* Goal: Extract, from the listing that follows, each line containing the word "name".

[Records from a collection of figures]
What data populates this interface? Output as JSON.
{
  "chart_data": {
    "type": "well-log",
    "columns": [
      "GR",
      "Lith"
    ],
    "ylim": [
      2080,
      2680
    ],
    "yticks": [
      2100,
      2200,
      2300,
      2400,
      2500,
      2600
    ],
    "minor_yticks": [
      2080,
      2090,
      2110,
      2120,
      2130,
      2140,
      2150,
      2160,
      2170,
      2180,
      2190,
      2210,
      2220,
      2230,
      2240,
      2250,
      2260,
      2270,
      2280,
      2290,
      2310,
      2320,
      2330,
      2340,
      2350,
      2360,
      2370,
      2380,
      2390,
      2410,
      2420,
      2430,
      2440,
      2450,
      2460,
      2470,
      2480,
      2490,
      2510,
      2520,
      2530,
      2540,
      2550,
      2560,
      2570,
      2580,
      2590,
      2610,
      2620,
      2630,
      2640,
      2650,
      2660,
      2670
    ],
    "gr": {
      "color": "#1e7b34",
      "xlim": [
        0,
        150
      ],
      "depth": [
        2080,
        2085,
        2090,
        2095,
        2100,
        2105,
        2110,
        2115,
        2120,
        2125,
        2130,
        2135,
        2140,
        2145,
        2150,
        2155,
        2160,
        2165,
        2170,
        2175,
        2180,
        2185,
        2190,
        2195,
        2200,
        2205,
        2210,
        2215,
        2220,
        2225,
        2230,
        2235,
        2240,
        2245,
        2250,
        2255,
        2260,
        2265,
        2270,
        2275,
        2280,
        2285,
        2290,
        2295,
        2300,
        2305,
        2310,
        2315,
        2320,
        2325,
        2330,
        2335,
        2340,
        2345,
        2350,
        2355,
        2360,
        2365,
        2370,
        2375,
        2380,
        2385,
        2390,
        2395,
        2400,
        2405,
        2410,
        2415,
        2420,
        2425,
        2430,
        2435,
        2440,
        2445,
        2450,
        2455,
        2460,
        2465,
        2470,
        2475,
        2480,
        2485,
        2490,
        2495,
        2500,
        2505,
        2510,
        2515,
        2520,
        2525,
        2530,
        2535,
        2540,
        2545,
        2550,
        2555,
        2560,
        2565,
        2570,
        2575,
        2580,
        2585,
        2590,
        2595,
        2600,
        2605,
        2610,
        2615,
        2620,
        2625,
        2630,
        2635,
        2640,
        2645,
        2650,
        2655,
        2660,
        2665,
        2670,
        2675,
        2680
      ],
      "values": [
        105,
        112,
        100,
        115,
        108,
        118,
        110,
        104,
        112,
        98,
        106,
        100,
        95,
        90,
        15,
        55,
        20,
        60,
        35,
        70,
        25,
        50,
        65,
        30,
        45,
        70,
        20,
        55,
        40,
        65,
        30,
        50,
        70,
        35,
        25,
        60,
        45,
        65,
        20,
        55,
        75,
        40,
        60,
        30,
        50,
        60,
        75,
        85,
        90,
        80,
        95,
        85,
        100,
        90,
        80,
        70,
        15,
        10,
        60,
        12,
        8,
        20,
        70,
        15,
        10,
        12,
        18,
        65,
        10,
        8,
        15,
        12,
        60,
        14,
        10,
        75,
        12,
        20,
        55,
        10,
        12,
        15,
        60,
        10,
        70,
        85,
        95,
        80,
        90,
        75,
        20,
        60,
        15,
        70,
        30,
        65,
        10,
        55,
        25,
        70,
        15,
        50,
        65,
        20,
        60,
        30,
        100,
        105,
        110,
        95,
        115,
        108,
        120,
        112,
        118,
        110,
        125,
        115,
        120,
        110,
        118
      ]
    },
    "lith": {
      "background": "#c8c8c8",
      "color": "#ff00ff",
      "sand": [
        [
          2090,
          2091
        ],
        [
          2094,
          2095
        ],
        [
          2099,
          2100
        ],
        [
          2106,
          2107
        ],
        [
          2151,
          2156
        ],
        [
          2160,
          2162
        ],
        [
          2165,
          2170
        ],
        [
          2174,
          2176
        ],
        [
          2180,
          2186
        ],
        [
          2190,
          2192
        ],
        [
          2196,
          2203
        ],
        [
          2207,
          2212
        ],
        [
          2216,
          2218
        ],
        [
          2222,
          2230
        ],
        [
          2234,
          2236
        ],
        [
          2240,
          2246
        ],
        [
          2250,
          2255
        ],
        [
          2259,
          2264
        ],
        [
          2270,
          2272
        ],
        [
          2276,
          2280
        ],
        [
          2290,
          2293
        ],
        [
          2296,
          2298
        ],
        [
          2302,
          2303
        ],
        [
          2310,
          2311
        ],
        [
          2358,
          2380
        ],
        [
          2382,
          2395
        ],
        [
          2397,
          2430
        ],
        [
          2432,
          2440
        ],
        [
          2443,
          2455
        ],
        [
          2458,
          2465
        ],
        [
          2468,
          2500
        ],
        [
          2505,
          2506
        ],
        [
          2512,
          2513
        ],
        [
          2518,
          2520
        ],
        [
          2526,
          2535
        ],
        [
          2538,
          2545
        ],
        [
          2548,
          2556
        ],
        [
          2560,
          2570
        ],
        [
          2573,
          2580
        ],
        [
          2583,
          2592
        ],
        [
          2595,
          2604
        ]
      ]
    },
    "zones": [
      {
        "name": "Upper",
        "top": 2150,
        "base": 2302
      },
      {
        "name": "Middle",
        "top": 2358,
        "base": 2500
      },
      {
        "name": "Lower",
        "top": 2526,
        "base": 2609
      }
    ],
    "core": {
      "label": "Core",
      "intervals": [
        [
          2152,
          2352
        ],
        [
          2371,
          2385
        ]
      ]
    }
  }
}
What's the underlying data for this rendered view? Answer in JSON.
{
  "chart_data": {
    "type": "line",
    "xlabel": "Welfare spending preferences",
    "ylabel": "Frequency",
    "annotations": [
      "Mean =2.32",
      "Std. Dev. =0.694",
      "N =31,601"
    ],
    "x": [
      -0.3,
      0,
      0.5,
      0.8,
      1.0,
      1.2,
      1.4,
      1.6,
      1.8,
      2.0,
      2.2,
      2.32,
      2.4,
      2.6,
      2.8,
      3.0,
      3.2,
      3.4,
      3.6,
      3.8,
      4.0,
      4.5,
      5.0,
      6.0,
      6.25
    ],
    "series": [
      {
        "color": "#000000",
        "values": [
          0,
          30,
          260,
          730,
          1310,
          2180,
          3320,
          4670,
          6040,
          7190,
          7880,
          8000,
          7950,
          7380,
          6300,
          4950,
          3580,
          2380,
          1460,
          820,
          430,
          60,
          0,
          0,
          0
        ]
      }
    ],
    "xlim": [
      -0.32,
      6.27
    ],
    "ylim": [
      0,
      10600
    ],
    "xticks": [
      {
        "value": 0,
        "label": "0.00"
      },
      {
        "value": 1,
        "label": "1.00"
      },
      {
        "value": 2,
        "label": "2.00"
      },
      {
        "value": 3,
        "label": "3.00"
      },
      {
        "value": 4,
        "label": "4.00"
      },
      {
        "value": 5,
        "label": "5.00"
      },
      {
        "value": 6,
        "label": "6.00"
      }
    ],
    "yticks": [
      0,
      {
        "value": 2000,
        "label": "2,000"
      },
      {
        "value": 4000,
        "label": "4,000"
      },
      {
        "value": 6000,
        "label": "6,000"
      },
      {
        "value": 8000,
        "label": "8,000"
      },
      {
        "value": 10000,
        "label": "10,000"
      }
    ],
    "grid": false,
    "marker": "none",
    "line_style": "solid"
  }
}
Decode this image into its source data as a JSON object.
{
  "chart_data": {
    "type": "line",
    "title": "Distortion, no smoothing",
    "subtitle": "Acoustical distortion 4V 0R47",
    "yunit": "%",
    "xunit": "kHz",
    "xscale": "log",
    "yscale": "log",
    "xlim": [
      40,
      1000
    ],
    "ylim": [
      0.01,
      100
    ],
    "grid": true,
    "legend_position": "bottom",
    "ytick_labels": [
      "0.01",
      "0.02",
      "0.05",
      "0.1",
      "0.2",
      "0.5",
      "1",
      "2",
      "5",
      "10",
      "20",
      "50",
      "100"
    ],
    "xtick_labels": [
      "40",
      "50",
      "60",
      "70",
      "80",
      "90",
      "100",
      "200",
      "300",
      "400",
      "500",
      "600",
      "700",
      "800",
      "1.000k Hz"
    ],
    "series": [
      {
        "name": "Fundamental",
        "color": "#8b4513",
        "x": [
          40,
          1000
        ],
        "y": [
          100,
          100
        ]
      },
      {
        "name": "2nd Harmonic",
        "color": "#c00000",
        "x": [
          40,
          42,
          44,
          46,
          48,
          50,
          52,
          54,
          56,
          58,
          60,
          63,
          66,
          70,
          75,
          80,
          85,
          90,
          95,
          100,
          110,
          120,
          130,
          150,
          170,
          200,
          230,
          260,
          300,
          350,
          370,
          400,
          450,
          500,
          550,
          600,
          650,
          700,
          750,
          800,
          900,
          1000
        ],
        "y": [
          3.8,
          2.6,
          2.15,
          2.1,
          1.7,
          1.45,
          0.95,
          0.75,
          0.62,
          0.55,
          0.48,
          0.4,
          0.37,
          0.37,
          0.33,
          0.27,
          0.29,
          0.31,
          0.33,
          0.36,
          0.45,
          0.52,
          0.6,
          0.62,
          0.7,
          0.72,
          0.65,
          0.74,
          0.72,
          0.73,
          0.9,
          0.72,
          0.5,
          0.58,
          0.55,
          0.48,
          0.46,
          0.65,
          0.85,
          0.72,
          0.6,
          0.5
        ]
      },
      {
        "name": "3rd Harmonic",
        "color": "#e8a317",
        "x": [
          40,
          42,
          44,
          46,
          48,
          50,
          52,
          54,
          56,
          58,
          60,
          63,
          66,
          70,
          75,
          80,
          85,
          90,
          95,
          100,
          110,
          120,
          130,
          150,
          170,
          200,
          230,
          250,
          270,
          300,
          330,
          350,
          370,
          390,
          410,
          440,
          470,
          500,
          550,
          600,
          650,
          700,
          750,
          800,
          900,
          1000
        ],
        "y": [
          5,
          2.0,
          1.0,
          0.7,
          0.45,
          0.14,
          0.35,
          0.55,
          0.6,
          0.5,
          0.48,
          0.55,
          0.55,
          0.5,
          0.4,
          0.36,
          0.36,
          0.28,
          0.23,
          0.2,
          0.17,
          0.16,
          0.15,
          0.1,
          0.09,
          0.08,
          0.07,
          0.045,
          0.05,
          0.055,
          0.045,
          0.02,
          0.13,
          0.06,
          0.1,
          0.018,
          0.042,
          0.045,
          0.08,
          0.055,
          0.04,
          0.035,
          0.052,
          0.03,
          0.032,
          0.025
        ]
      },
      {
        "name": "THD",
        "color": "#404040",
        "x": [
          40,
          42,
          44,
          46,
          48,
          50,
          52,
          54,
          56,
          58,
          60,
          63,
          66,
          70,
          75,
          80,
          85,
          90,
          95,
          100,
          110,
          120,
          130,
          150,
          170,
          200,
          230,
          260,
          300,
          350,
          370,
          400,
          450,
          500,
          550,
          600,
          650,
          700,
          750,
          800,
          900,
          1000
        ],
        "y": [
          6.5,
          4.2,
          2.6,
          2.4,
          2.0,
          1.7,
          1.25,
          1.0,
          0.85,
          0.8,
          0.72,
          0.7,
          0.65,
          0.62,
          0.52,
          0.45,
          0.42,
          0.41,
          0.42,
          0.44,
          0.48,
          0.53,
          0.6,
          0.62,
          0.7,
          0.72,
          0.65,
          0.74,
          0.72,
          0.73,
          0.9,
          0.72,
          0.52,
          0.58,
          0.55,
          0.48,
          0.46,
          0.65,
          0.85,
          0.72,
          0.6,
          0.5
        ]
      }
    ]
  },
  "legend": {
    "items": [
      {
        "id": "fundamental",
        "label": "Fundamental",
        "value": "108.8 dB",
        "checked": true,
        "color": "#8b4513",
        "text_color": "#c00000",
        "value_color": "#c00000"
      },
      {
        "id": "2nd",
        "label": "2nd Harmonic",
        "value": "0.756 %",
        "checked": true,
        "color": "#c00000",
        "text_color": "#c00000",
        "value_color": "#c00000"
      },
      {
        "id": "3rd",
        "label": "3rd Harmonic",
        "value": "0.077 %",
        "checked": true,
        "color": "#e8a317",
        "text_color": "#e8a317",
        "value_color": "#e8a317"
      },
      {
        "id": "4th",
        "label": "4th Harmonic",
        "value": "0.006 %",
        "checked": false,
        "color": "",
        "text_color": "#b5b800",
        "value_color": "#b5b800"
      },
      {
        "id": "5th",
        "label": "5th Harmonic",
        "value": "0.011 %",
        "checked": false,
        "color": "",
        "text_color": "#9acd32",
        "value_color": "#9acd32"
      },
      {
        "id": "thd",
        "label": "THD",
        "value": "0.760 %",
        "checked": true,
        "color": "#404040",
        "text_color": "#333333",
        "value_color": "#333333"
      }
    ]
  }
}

* Expected answer:
        "name": "Upper",
        "name": "Middle",
        "name": "Lower",
        "name": "Fundamental",
        "name": "2nd Harmonic",
        "name": "3rd Harmonic",
        "name": "THD",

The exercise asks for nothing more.